Task to carry out
Write out the listing below again, precisely as it is given.

** begin Record list **

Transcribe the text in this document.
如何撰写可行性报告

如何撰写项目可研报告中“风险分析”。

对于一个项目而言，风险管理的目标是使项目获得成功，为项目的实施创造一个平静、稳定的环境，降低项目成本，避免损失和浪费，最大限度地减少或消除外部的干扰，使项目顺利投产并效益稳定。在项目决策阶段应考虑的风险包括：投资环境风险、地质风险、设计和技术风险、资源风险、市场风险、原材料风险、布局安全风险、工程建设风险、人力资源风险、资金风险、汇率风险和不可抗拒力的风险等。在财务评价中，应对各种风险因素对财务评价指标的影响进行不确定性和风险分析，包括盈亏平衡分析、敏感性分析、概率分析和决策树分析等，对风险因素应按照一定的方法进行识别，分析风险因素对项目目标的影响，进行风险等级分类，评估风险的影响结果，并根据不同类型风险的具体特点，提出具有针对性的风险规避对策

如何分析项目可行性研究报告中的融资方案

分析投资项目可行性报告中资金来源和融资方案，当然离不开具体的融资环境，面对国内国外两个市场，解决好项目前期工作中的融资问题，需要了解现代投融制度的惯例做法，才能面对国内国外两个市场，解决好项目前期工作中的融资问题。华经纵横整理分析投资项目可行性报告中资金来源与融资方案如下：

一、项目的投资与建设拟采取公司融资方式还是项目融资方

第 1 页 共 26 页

** end Record list **

Output of the exercise
Transcribe the text in this document.
如何撰写可行性报告

如何撰写项目可研报告中“风险分析”。

对于一个项目而言，风险管理的目标是使项目获得成功，为项目的实施创造一个平静、稳定的环境，降低项目成本，避免损失和浪费，最大限度地减少或消除外部的干扰，使项目顺利投产并效益稳定。在项目决策阶段应考虑的风险包括：投资环境风险、地质风险、设计和技术风险、资源风险、市场风险、原材料风险、布局安全风险、工程建设风险、人力资源风险、资金风险、汇率风险和不可抗拒力的风险等。在财务评价中，应对各种风险因素对财务评价指标的影响进行不确定性和风险分析，包括盈亏平衡分析、敏感性分析、概率分析和决策树分析等，对风险因素应按照一定的方法进行识别，分析风险因素对项目目标的影响，进行风险等级分类，评估风险的影响结果，并根据不同类型风险的具体特点，提出具有针对性的风险规避对策

如何分析项目可行性研究报告中的融资方案

分析投资项目可行性报告中资金来源和融资方案，当然离不开具体的融资环境，面对国内国外两个市场，解决好项目前期工作中的融资问题，需要了解现代投融制度的惯例做法，才能面对国内国外两个市场，解决好项目前期工作中的融资问题。华经纵横整理分析投资项目可行性报告中资金来源与融资方案如下：

一、项目的投资与建设拟采取公司融资方式还是项目融资方

第 1 页 共 26 页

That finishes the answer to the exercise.